» DATA:
· · · ·

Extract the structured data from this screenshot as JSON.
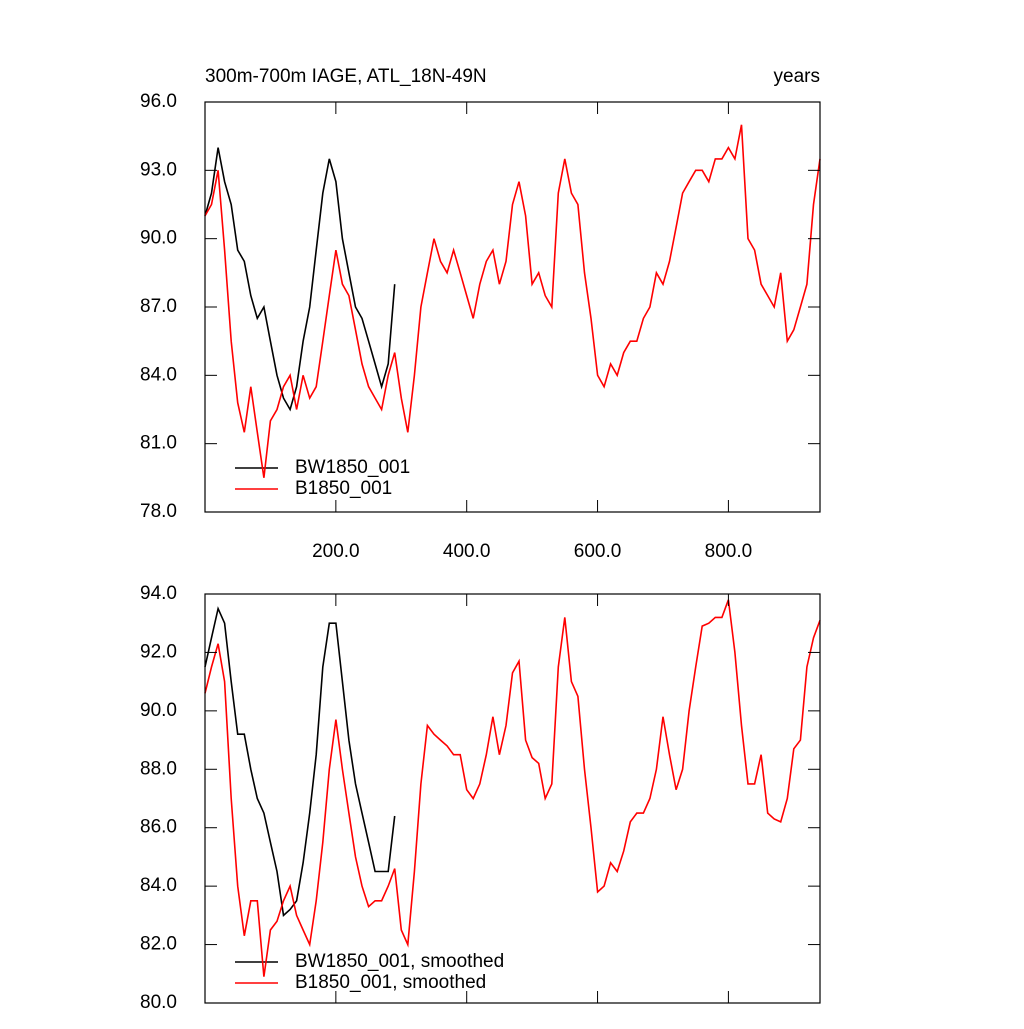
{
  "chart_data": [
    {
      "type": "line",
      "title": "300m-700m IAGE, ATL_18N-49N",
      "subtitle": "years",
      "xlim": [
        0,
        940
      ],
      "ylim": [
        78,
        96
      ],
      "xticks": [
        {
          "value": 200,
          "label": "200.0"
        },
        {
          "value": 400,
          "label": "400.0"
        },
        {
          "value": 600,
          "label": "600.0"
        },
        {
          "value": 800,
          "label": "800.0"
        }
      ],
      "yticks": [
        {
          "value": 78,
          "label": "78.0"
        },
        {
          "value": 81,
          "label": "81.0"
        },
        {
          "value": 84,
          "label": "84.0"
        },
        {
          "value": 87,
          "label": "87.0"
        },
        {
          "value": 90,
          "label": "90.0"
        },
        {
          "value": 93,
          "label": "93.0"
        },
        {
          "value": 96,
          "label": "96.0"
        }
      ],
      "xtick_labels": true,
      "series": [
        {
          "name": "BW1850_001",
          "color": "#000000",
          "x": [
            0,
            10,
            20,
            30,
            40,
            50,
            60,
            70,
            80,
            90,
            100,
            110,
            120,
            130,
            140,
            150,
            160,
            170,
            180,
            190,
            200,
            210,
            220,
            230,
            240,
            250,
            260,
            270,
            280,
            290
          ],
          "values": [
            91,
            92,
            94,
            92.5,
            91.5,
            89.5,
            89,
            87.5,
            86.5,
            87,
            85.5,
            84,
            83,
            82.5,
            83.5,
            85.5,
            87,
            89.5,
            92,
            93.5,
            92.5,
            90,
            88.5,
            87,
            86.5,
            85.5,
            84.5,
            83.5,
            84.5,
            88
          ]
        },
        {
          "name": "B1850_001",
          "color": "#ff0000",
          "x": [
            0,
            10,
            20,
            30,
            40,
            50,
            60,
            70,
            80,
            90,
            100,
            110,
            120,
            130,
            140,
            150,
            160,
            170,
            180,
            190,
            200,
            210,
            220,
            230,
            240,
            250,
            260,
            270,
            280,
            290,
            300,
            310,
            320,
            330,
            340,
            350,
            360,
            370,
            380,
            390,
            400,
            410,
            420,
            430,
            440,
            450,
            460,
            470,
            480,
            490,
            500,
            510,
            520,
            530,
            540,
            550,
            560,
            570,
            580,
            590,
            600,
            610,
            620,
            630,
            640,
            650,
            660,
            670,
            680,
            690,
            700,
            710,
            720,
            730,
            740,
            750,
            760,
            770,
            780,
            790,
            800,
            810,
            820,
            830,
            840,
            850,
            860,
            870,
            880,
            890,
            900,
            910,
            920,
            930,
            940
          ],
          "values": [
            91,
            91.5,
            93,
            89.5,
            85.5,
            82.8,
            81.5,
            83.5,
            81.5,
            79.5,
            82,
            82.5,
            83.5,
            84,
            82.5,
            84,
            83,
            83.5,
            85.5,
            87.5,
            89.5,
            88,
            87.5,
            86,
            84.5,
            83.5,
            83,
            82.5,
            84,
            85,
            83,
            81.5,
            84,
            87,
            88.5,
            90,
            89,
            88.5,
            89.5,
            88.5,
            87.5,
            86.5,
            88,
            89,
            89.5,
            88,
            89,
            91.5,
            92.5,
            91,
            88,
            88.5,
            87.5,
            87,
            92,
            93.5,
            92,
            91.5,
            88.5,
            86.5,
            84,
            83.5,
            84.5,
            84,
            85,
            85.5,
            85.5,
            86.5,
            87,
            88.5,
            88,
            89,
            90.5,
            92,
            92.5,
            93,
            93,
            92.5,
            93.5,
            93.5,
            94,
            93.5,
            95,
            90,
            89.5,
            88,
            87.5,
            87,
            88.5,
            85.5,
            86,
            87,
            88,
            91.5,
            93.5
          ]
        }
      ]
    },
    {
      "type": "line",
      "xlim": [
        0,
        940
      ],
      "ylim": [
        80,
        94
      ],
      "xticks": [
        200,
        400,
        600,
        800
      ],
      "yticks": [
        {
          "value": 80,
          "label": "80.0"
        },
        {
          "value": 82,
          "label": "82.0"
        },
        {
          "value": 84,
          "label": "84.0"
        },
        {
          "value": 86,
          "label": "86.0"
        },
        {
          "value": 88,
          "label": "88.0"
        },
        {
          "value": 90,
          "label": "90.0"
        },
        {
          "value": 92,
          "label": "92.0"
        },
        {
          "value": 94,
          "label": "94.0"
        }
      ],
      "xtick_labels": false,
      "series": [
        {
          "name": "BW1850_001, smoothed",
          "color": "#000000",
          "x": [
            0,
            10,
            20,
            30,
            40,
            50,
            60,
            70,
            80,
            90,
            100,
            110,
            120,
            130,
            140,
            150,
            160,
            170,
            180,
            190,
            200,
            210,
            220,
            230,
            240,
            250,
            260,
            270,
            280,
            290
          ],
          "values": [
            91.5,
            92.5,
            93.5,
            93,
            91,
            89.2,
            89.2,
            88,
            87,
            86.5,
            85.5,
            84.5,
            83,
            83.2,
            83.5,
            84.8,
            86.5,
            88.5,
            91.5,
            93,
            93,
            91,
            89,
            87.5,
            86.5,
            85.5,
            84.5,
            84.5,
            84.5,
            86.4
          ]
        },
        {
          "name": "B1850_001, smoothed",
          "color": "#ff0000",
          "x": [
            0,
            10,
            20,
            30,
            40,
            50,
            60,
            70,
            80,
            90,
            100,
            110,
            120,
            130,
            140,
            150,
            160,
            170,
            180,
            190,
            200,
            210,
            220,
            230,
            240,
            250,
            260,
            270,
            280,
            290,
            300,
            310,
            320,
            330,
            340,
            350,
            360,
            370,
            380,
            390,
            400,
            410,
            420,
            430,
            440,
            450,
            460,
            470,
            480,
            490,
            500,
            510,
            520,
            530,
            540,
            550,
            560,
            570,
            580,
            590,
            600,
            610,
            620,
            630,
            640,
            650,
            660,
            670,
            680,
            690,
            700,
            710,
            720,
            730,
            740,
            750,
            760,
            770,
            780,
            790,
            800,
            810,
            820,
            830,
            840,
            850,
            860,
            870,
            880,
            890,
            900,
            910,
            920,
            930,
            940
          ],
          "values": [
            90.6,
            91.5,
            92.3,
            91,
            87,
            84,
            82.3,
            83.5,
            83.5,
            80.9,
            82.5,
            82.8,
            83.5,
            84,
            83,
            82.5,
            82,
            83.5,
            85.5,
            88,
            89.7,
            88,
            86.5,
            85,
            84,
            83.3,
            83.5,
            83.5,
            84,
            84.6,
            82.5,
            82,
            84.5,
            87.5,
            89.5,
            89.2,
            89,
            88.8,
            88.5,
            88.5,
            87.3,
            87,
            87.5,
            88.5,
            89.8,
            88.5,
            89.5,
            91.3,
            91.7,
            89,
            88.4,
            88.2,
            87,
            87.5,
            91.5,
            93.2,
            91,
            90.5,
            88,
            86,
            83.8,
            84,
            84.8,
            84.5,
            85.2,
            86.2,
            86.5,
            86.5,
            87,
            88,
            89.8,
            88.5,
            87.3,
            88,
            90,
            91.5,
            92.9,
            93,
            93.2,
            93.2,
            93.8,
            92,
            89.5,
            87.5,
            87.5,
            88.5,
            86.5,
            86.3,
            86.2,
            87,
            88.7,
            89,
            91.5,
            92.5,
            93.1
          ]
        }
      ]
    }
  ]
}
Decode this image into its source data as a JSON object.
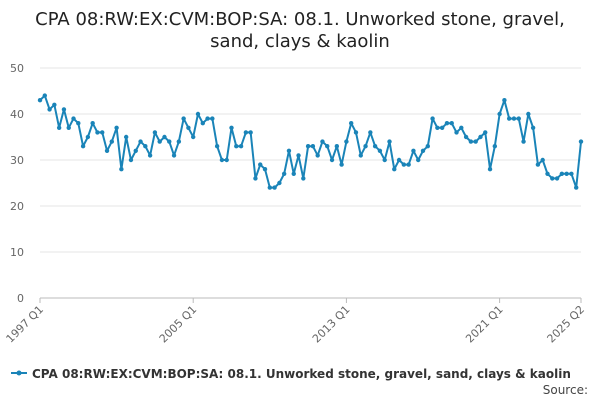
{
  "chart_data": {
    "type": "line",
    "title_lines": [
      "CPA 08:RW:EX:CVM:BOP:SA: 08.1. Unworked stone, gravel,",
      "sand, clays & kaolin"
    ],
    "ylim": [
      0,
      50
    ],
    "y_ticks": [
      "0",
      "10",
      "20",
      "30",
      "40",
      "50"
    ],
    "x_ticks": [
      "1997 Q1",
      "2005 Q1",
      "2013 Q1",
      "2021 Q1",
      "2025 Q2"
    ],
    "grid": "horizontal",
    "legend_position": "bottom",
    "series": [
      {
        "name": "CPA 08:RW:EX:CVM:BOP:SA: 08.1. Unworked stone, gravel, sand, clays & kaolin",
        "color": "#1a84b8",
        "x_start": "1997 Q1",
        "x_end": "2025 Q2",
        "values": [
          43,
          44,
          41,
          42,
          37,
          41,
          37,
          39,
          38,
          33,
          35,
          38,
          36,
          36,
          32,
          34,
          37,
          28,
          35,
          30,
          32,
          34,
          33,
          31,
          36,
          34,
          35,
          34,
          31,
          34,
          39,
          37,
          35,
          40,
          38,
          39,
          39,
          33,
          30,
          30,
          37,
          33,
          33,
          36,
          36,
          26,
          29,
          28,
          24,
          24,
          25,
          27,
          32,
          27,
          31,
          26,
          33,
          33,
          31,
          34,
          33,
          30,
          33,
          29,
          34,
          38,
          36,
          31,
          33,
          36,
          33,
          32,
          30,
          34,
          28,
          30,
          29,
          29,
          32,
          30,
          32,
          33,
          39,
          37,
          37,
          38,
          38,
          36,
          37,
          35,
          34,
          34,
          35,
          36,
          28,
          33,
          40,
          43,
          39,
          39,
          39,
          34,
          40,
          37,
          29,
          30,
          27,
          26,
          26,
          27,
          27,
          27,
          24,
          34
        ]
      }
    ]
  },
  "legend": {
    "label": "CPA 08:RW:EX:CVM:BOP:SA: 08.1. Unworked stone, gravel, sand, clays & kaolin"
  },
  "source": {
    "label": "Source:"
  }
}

· · · ·

» WORK INSTRUCTIONS:
Identify the lines above that contain the word "kaolin", then copy them.

» COMPLETE RESPONSE:
      "sand, clays & kaolin"
        "name": "CPA 08:RW:EX:CVM:BOP:SA: 08.1. Unworked stone, gravel, sand, clays & kaolin",
    "label": "CPA 08:RW:EX:CVM:BOP:SA: 08.1. Unworked stone, gravel, sand, clays & kaolin"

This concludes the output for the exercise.